### Exercise materials

=-=-=

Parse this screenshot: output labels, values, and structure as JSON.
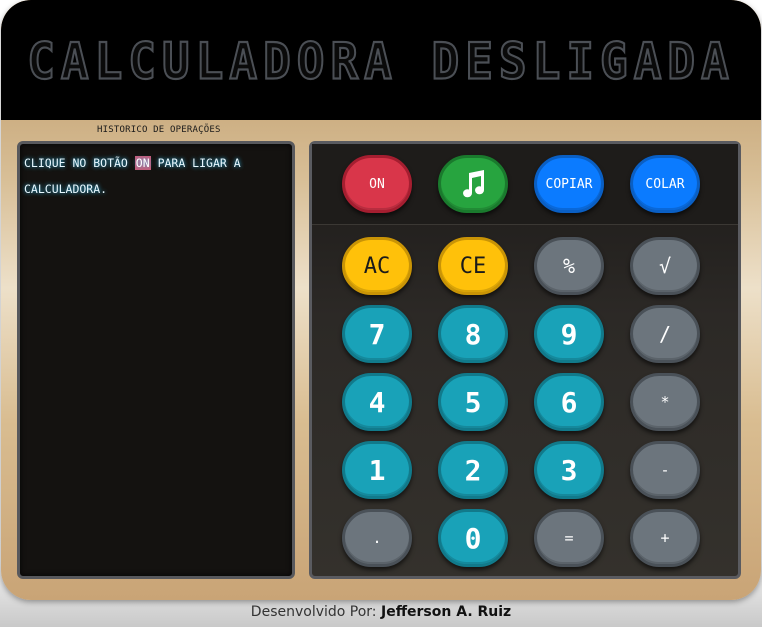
{
  "display": {
    "text": "CALCULADORA DESLIGADA"
  },
  "history": {
    "title": "HISTORICO DE OPERAÇÕES",
    "message_pre": "CLIQUE NO BOTÃO ",
    "message_highlight": "ON",
    "message_post": " PARA LIGAR A CALCULADORA."
  },
  "keys": {
    "on": "ON",
    "music_icon": "music-note-icon",
    "copy": "COPIAR",
    "paste": "COLAR",
    "ac": "AC",
    "ce": "CE",
    "percent": "%",
    "sqrt": "√",
    "seven": "7",
    "eight": "8",
    "nine": "9",
    "divide": "/",
    "four": "4",
    "five": "5",
    "six": "6",
    "multiply": "*",
    "one": "1",
    "two": "2",
    "three": "3",
    "minus": "-",
    "dot": ".",
    "zero": "0",
    "equals": "=",
    "plus": "+"
  },
  "footer": {
    "prefix": "Desenvolvido Por: ",
    "author": "Jefferson A. Ruiz"
  },
  "colors": {
    "on": "#d9364a",
    "music": "#27a43f",
    "copy_paste": "#0b7bff",
    "ac_ce": "#ffc10a",
    "operators": "#6c757d",
    "digits": "#19a2b8",
    "history_text_glow": "#35c8ff"
  }
}
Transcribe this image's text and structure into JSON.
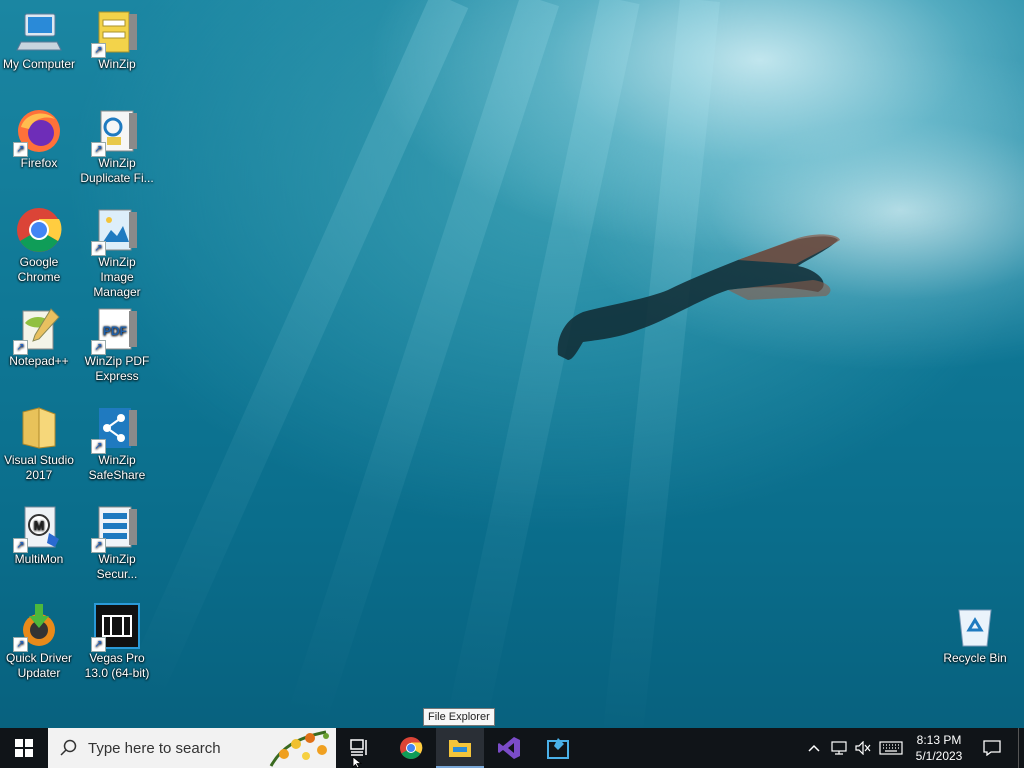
{
  "desktop": {
    "icons_col1": [
      {
        "label": "My Computer",
        "icon": "computer-icon"
      },
      {
        "label": "Firefox",
        "icon": "firefox-icon"
      },
      {
        "label": "Google Chrome",
        "icon": "chrome-icon"
      },
      {
        "label": "Notepad++",
        "icon": "notepad-plus-plus-icon"
      },
      {
        "label": "Visual Studio 2017",
        "icon": "folder-icon"
      },
      {
        "label": "MultiMon",
        "icon": "multimon-icon"
      },
      {
        "label": "Quick Driver Updater",
        "icon": "driver-updater-icon"
      }
    ],
    "icons_col2": [
      {
        "label": "WinZip",
        "icon": "winzip-icon"
      },
      {
        "label": "WinZip Duplicate Fi...",
        "icon": "winzip-duplicate-icon"
      },
      {
        "label": "WinZip Image Manager",
        "icon": "winzip-image-icon"
      },
      {
        "label": "WinZip PDF Express",
        "icon": "winzip-pdf-icon"
      },
      {
        "label": "WinZip SafeShare",
        "icon": "winzip-safeshare-icon"
      },
      {
        "label": "WinZip Secur...",
        "icon": "winzip-secure-icon"
      },
      {
        "label": "Vegas Pro 13.0 (64-bit)",
        "icon": "vegas-pro-icon"
      }
    ],
    "recycle_bin": {
      "label": "Recycle Bin",
      "icon": "recycle-bin-icon"
    }
  },
  "tooltip": {
    "text": "File Explorer"
  },
  "taskbar": {
    "search_placeholder": "Type here to search",
    "pinned": [
      "task-view-icon",
      "chrome-icon",
      "file-explorer-icon",
      "visual-studio-icon",
      "vs-installer-icon"
    ],
    "clock": {
      "time": "8:13 PM",
      "date": "5/1/2023"
    }
  },
  "colors": {
    "taskbar": "#101418",
    "accent": "#0078d7"
  }
}
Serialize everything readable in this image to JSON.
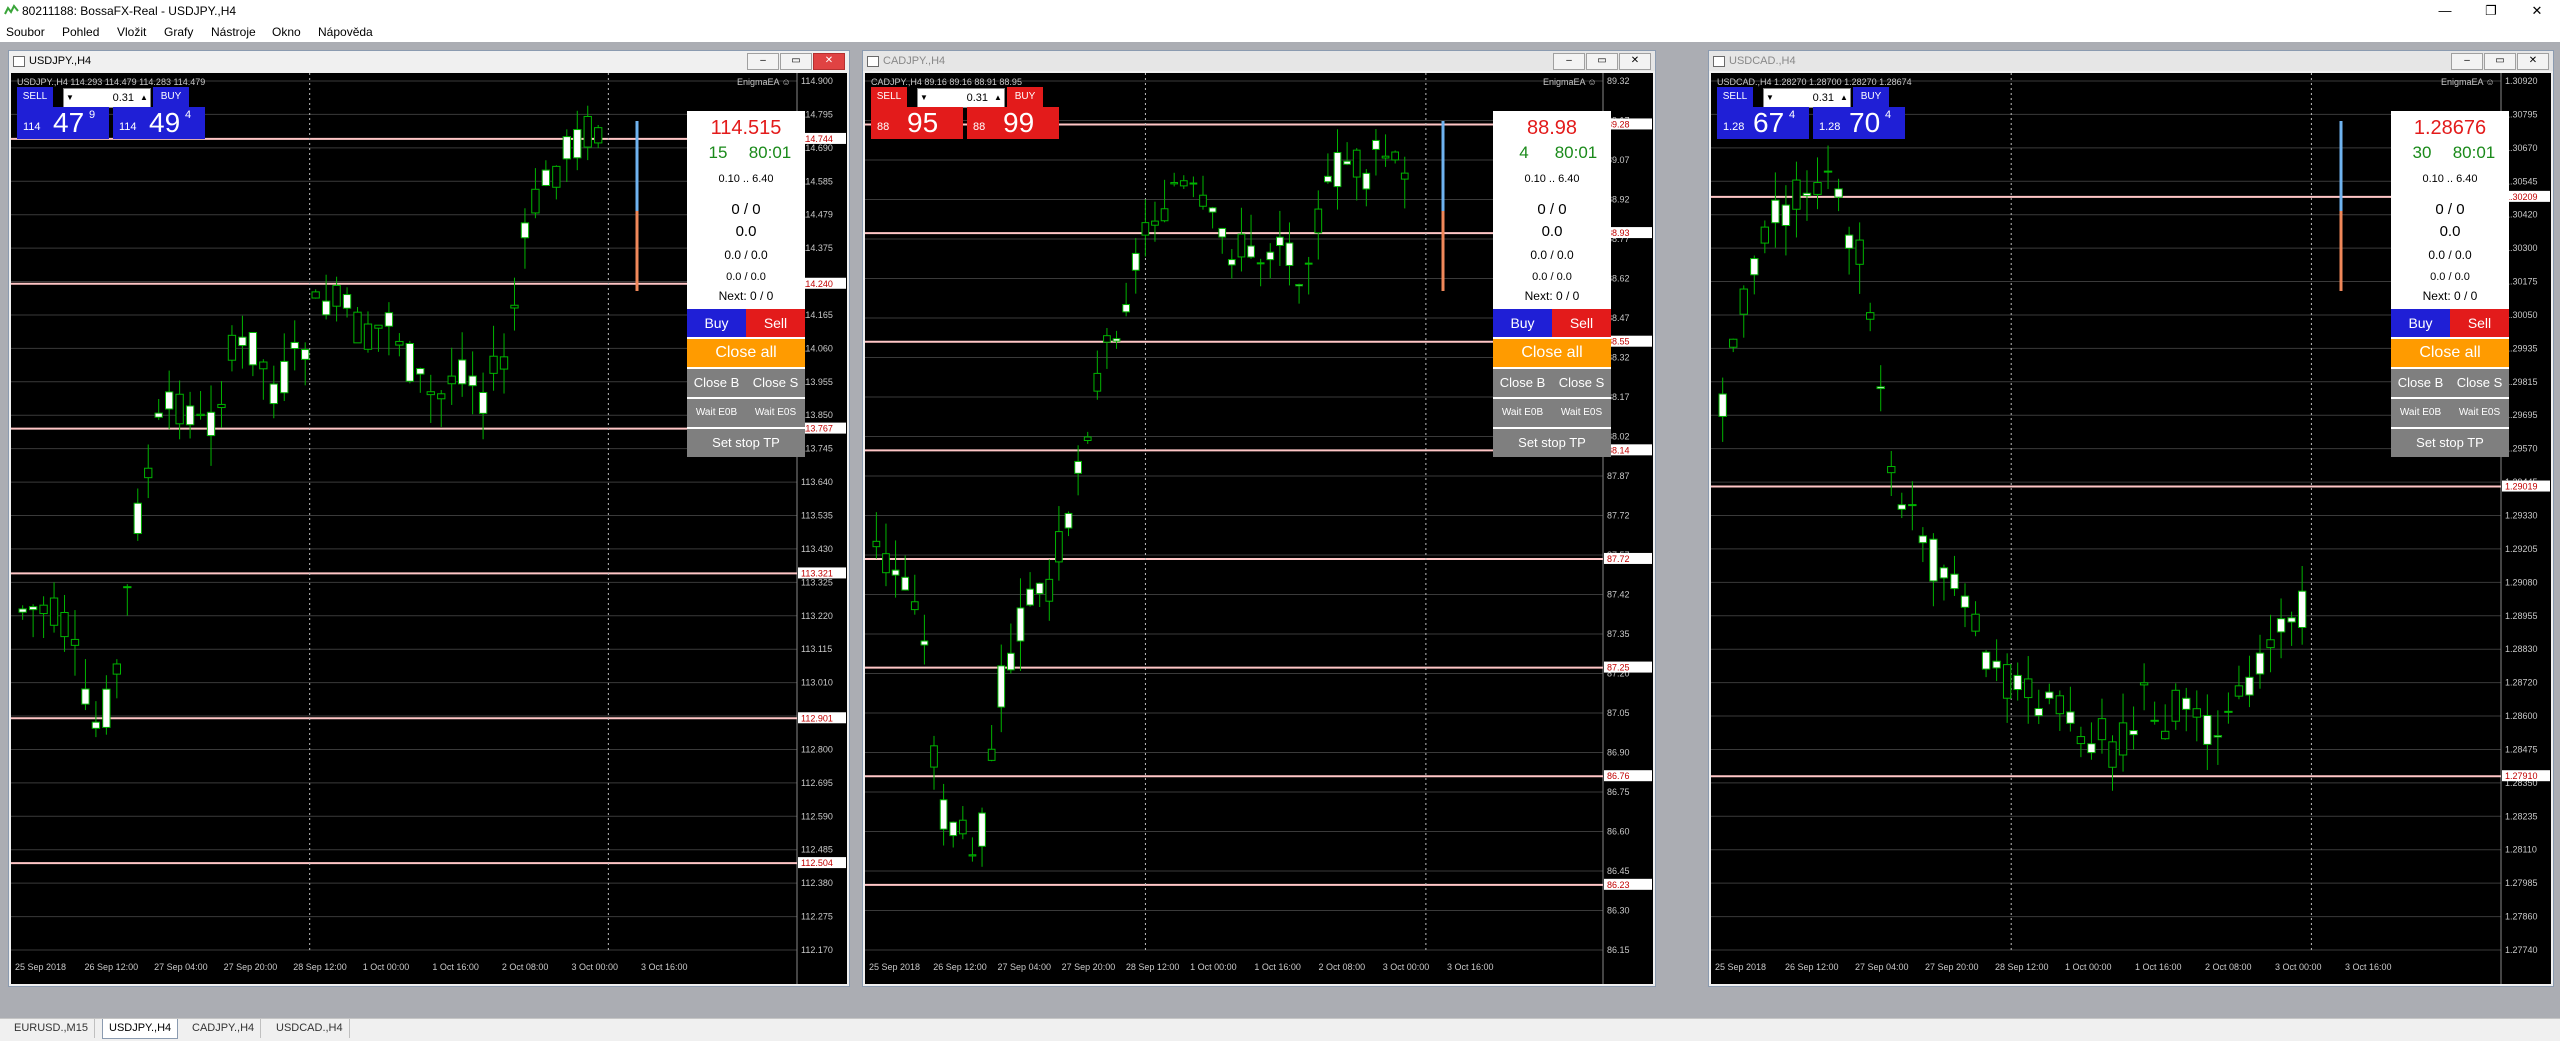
{
  "titlebar": {
    "title": "80211188: BossaFX-Real - USDJPY.,H4",
    "min": "—",
    "max": "❐",
    "close": "✕"
  },
  "menu": [
    "Soubor",
    "Pohled",
    "Vložit",
    "Grafy",
    "Nástroje",
    "Okno",
    "Nápověda"
  ],
  "charts": [
    {
      "title": "USDJPY.,H4",
      "header": "USDJPY.,H4  114.293 114.479 114.283 114.479",
      "ea": "EnigmaEA ☺",
      "theme": "blue",
      "sell_label": "SELL",
      "buy_label": "BUY",
      "lot": "0.31",
      "bid_small": "114",
      "bid_big": "47",
      "bid_sup": "9",
      "ask_small": "114",
      "ask_big": "49",
      "ask_sup": "4",
      "panel": {
        "price": "114.515",
        "count": "15",
        "time": "80:01",
        "range": "0.10 .. 6.40",
        "l1": "0 / 0",
        "l2": "0.0",
        "l3": "0.0 / 0.0",
        "l4": "0.0 / 0.0",
        "next": "Next: 0 / 0",
        "buy": "Buy",
        "sell": "Sell",
        "close_all": "Close all",
        "close_b": "Close B",
        "close_s": "Close S",
        "wait_eob": "Wait E0B",
        "wait_eos": "Wait E0S",
        "set_stop": "Set stop TP"
      },
      "price_labels": [
        "114.900",
        "114.795",
        "114.690",
        "114.585",
        "114.479",
        "114.375",
        "114.270",
        "114.165",
        "114.060",
        "113.955",
        "113.850",
        "113.745",
        "113.640",
        "113.535",
        "113.430",
        "113.325",
        "113.220",
        "113.115",
        "113.010",
        "112.905",
        "112.800",
        "112.695",
        "112.590",
        "112.485",
        "112.380",
        "112.275",
        "112.170"
      ],
      "highlight_prices": [
        "114.744",
        "114.240",
        "113.767",
        "113.321",
        "112.901",
        "112.504"
      ],
      "time_labels": [
        "25 Sep 2018",
        "26 Sep 12:00",
        "27 Sep 04:00",
        "27 Sep 20:00",
        "28 Sep 12:00",
        "1 Oct 00:00",
        "1 Oct 16:00",
        "2 Oct 08:00",
        "3 Oct 00:00",
        "3 Oct 16:00"
      ]
    },
    {
      "title": "CADJPY.,H4",
      "header": "CADJPY.,H4  89.16 89.16 88.91 88.95",
      "ea": "EnigmaEA ☺",
      "theme": "red",
      "sell_label": "SELL",
      "buy_label": "BUY",
      "lot": "0.31",
      "bid_small": "88",
      "bid_big": "95",
      "bid_sup": "",
      "ask_small": "88",
      "ask_big": "99",
      "ask_sup": "",
      "panel": {
        "price": "88.98",
        "count": "4",
        "time": "80:01",
        "range": "0.10 .. 6.40",
        "l1": "0 / 0",
        "l2": "0.0",
        "l3": "0.0 / 0.0",
        "l4": "0.0 / 0.0",
        "next": "Next: 0 / 0",
        "buy": "Buy",
        "sell": "Sell",
        "close_all": "Close all",
        "close_b": "Close B",
        "close_s": "Close S",
        "wait_eob": "Wait E0B",
        "wait_eos": "Wait E0S",
        "set_stop": "Set stop TP"
      },
      "price_labels": [
        "89.32",
        "89.17",
        "89.07",
        "88.92",
        "88.77",
        "88.62",
        "88.47",
        "88.32",
        "88.17",
        "88.02",
        "87.87",
        "87.72",
        "87.57",
        "87.42",
        "87.35",
        "87.20",
        "87.05",
        "86.90",
        "86.75",
        "86.60",
        "86.45",
        "86.30",
        "86.15"
      ],
      "highlight_prices": [
        "89.28",
        "88.93",
        "88.55",
        "88.14",
        "87.72",
        "87.25",
        "86.76",
        "86.23"
      ],
      "time_labels": [
        "25 Sep 2018",
        "26 Sep 12:00",
        "27 Sep 04:00",
        "27 Sep 20:00",
        "28 Sep 12:00",
        "1 Oct 00:00",
        "1 Oct 16:00",
        "2 Oct 08:00",
        "3 Oct 00:00",
        "3 Oct 16:00"
      ]
    },
    {
      "title": "USDCAD.,H4",
      "header": "USDCAD.,H4  1.28270 1.28700 1.28270 1.28674",
      "ea": "EnigmaEA ☺",
      "theme": "blue",
      "sell_label": "SELL",
      "buy_label": "BUY",
      "lot": "0.31",
      "bid_small": "1.28",
      "bid_big": "67",
      "bid_sup": "4",
      "ask_small": "1.28",
      "ask_big": "70",
      "ask_sup": "4",
      "panel": {
        "price": "1.28676",
        "count": "30",
        "time": "80:01",
        "range": "0.10 .. 6.40",
        "l1": "0 / 0",
        "l2": "0.0",
        "l3": "0.0 / 0.0",
        "l4": "0.0 / 0.0",
        "next": "Next: 0 / 0",
        "buy": "Buy",
        "sell": "Sell",
        "close_all": "Close all",
        "close_b": "Close B",
        "close_s": "Close S",
        "wait_eob": "Wait E0B",
        "wait_eos": "Wait E0S",
        "set_stop": "Set stop TP"
      },
      "price_labels": [
        "1.30920",
        "1.30795",
        "1.30670",
        "1.30545",
        "1.30420",
        "1.30300",
        "1.30175",
        "1.30050",
        "1.29935",
        "1.29815",
        "1.29695",
        "1.29570",
        "1.29445",
        "1.29330",
        "1.29205",
        "1.29080",
        "1.28955",
        "1.28830",
        "1.28720",
        "1.28600",
        "1.28475",
        "1.28350",
        "1.28235",
        "1.28110",
        "1.27985",
        "1.27860",
        "1.27740"
      ],
      "highlight_prices": [
        "1.30209",
        "1.29019",
        "1.27910"
      ],
      "time_labels": [
        "25 Sep 2018",
        "26 Sep 12:00",
        "27 Sep 04:00",
        "27 Sep 20:00",
        "28 Sep 12:00",
        "1 Oct 00:00",
        "1 Oct 16:00",
        "2 Oct 08:00",
        "3 Oct 00:00",
        "3 Oct 16:00"
      ]
    }
  ],
  "tabs": [
    "EURUSD.,M15",
    "USDJPY.,H4",
    "CADJPY.,H4",
    "USDCAD.,H4"
  ],
  "active_tab": 1,
  "colors": {
    "blue_btn": "#1f1fd6",
    "red_btn": "#e31b1b",
    "orange": "#ff9b00",
    "bull": "#00b400",
    "bear": "#ffffff",
    "level": "#ffc6c6",
    "grid": "#3a3a3a"
  }
}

=-=-=

### Task to complete
Copy out every line where the word "JSON" occurs.

### Result below
Parse this screenshot: output labels, values, and structure as JSON.
Transcribe this image's text and structure into JSON.
Serialize everything readable in this image to JSON.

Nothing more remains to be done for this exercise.